• **PROVIDED DATA**
++++++++

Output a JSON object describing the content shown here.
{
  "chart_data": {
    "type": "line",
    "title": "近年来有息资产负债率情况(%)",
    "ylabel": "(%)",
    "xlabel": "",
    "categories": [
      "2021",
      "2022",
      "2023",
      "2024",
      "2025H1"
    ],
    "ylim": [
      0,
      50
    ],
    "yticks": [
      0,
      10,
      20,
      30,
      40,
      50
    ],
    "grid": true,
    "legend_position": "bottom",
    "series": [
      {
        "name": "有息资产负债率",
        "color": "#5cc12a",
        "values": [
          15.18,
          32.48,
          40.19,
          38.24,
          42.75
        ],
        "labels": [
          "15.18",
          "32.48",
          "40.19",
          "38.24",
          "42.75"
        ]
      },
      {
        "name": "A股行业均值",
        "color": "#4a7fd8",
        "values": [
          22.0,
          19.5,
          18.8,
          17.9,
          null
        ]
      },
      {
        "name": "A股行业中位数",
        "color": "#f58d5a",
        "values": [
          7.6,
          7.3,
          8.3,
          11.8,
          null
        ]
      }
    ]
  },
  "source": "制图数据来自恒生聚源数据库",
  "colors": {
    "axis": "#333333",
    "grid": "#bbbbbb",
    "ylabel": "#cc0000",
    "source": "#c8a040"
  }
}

++++++++

• **GIVEN INSTRUCTION**
Every record above needs to be repeated word for word.

• **EXERCISE RESPONSE**
Output a JSON object describing the content shown here.
{
  "chart_data": {
    "type": "line",
    "title": "近年来有息资产负债率情况(%)",
    "ylabel": "(%)",
    "xlabel": "",
    "categories": [
      "2021",
      "2022",
      "2023",
      "2024",
      "2025H1"
    ],
    "ylim": [
      0,
      50
    ],
    "yticks": [
      0,
      10,
      20,
      30,
      40,
      50
    ],
    "grid": true,
    "legend_position": "bottom",
    "series": [
      {
        "name": "有息资产负债率",
        "color": "#5cc12a",
        "values": [
          15.18,
          32.48,
          40.19,
          38.24,
          42.75
        ],
        "labels": [
          "15.18",
          "32.48",
          "40.19",
          "38.24",
          "42.75"
        ]
      },
      {
        "name": "A股行业均值",
        "color": "#4a7fd8",
        "values": [
          22.0,
          19.5,
          18.8,
          17.9,
          null
        ]
      },
      {
        "name": "A股行业中位数",
        "color": "#f58d5a",
        "values": [
          7.6,
          7.3,
          8.3,
          11.8,
          null
        ]
      }
    ]
  },
  "source": "制图数据来自恒生聚源数据库",
  "colors": {
    "axis": "#333333",
    "grid": "#bbbbbb",
    "ylabel": "#cc0000",
    "source": "#c8a040"
  }
}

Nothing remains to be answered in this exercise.